> **Work to do**
Retype all the records with nothing changed.
>> START Data in this exercise
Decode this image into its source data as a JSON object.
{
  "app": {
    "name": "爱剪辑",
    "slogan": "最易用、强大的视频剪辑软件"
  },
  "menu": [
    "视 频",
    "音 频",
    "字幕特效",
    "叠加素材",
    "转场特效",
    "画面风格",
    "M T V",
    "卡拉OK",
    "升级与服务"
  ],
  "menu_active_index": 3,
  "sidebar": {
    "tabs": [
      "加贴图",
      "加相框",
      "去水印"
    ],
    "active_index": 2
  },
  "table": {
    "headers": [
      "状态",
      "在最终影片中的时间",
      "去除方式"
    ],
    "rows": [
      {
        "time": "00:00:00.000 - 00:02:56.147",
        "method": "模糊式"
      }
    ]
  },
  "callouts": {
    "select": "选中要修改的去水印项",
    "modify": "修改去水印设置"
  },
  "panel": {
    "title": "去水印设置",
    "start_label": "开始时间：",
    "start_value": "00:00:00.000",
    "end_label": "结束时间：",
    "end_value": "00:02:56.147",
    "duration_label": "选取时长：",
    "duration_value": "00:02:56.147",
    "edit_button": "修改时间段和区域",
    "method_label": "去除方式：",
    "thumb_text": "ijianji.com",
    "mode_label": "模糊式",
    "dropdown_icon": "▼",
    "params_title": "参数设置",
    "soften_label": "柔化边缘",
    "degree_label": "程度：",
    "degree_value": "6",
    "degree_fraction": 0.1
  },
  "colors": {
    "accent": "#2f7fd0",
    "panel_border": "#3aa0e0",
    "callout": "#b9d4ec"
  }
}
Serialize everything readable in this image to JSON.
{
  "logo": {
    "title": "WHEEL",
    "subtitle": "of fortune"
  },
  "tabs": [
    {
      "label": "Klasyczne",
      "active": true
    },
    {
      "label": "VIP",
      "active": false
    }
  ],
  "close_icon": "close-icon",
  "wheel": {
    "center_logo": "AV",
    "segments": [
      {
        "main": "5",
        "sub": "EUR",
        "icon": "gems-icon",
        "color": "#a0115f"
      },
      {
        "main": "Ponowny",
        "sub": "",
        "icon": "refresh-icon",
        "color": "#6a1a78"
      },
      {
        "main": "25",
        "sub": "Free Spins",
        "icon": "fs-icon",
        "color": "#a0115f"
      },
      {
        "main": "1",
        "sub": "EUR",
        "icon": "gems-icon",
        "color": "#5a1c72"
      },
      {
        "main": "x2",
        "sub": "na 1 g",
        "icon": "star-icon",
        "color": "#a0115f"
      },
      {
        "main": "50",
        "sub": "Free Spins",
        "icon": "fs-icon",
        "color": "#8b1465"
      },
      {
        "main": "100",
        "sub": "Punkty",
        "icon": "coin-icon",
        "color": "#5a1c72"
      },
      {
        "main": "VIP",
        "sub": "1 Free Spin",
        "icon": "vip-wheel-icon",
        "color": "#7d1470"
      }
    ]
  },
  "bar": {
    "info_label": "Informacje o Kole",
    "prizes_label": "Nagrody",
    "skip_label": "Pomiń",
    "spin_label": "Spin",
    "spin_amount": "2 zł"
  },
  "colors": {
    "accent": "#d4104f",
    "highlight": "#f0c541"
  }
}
>> END Data in this exercise
> **The reply**
Decode this image into its source data as a JSON object.
{
  "app": {
    "name": "爱剪辑",
    "slogan": "最易用、强大的视频剪辑软件"
  },
  "menu": [
    "视 频",
    "音 频",
    "字幕特效",
    "叠加素材",
    "转场特效",
    "画面风格",
    "M T V",
    "卡拉OK",
    "升级与服务"
  ],
  "menu_active_index": 3,
  "sidebar": {
    "tabs": [
      "加贴图",
      "加相框",
      "去水印"
    ],
    "active_index": 2
  },
  "table": {
    "headers": [
      "状态",
      "在最终影片中的时间",
      "去除方式"
    ],
    "rows": [
      {
        "time": "00:00:00.000 - 00:02:56.147",
        "method": "模糊式"
      }
    ]
  },
  "callouts": {
    "select": "选中要修改的去水印项",
    "modify": "修改去水印设置"
  },
  "panel": {
    "title": "去水印设置",
    "start_label": "开始时间：",
    "start_value": "00:00:00.000",
    "end_label": "结束时间：",
    "end_value": "00:02:56.147",
    "duration_label": "选取时长：",
    "duration_value": "00:02:56.147",
    "edit_button": "修改时间段和区域",
    "method_label": "去除方式：",
    "thumb_text": "ijianji.com",
    "mode_label": "模糊式",
    "dropdown_icon": "▼",
    "params_title": "参数设置",
    "soften_label": "柔化边缘",
    "degree_label": "程度：",
    "degree_value": "6",
    "degree_fraction": 0.1
  },
  "colors": {
    "accent": "#2f7fd0",
    "panel_border": "#3aa0e0",
    "callout": "#b9d4ec"
  }
}
Serialize everything readable in this image to JSON.
{
  "logo": {
    "title": "WHEEL",
    "subtitle": "of fortune"
  },
  "tabs": [
    {
      "label": "Klasyczne",
      "active": true
    },
    {
      "label": "VIP",
      "active": false
    }
  ],
  "close_icon": "close-icon",
  "wheel": {
    "center_logo": "AV",
    "segments": [
      {
        "main": "5",
        "sub": "EUR",
        "icon": "gems-icon",
        "color": "#a0115f"
      },
      {
        "main": "Ponowny",
        "sub": "",
        "icon": "refresh-icon",
        "color": "#6a1a78"
      },
      {
        "main": "25",
        "sub": "Free Spins",
        "icon": "fs-icon",
        "color": "#a0115f"
      },
      {
        "main": "1",
        "sub": "EUR",
        "icon": "gems-icon",
        "color": "#5a1c72"
      },
      {
        "main": "x2",
        "sub": "na 1 g",
        "icon": "star-icon",
        "color": "#a0115f"
      },
      {
        "main": "50",
        "sub": "Free Spins",
        "icon": "fs-icon",
        "color": "#8b1465"
      },
      {
        "main": "100",
        "sub": "Punkty",
        "icon": "coin-icon",
        "color": "#5a1c72"
      },
      {
        "main": "VIP",
        "sub": "1 Free Spin",
        "icon": "vip-wheel-icon",
        "color": "#7d1470"
      }
    ]
  },
  "bar": {
    "info_label": "Informacje o Kole",
    "prizes_label": "Nagrody",
    "skip_label": "Pomiń",
    "spin_label": "Spin",
    "spin_amount": "2 zł"
  },
  "colors": {
    "accent": "#d4104f",
    "highlight": "#f0c541"
  }
}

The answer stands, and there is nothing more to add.